Set problem
Output every entry exactly as written, but omit the pictures.
────────────────────────────────────────
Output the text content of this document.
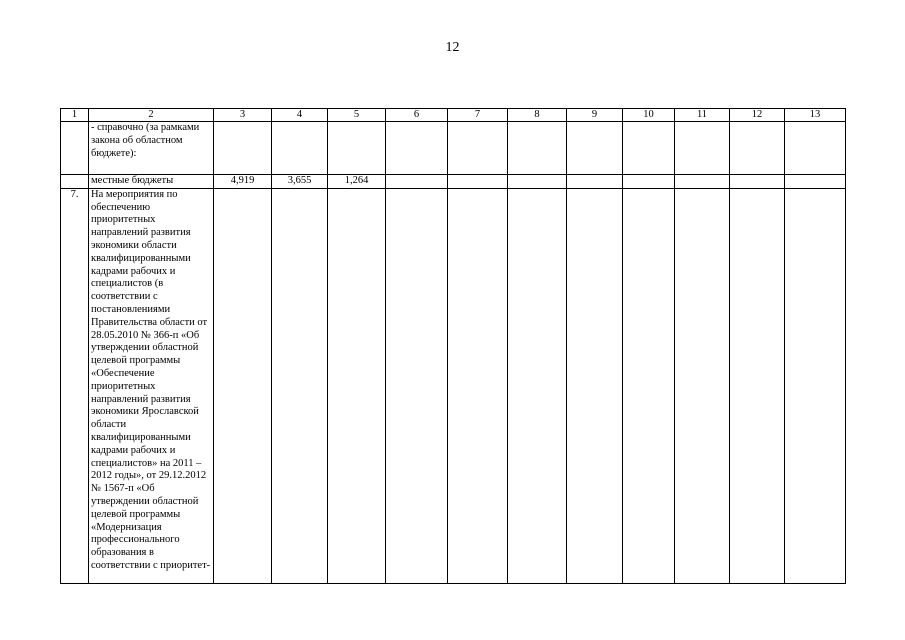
12
1	2	3	4	5	6	7	8	9	10	11	12	13
	- справочно (за рамками закона об областном бюджете):											
	местные бюджеты	4,919	3,655	1,264								
7.	На мероприятия по обеспечению приоритетных направлений развития экономики области квалифицированными кадрами рабочих и специалистов (в соответствии с постановлениями Правительства области от 28.05.2010 № 366-п «Об утверждении областной целевой программы «Обеспечение приоритетных направлений развития экономики Ярославской области квалифицированными кадрами рабочих и специалистов» на 2011 – 2012 годы», от 29.12.2012 № 1567-п «Об утверждении областной целевой программы «Модернизация профессионального образования в соответствии с приоритет-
────────────────────────────────────────
Answer below
Output the text content of this document.
12
1	2	3	4	5	6	7	8	9	10	11	12	13
	- справочно (за рамками закона об областном бюджете):											
	местные бюджеты	4,919	3,655	1,264								
7.	На мероприятия по обеспечению приоритетных направлений развития экономики области квалифицированными кадрами рабочих и специалистов (в соответствии с постановлениями Правительства области от 28.05.2010 № 366-п «Об утверждении областной целевой программы «Обеспечение приоритетных направлений развития экономики Ярославской области квалифицированными кадрами рабочих и специалистов» на 2011 – 2012 годы», от 29.12.2012 № 1567-п «Об утверждении областной целевой программы «Модернизация профессионального образования в соответствии с приоритет-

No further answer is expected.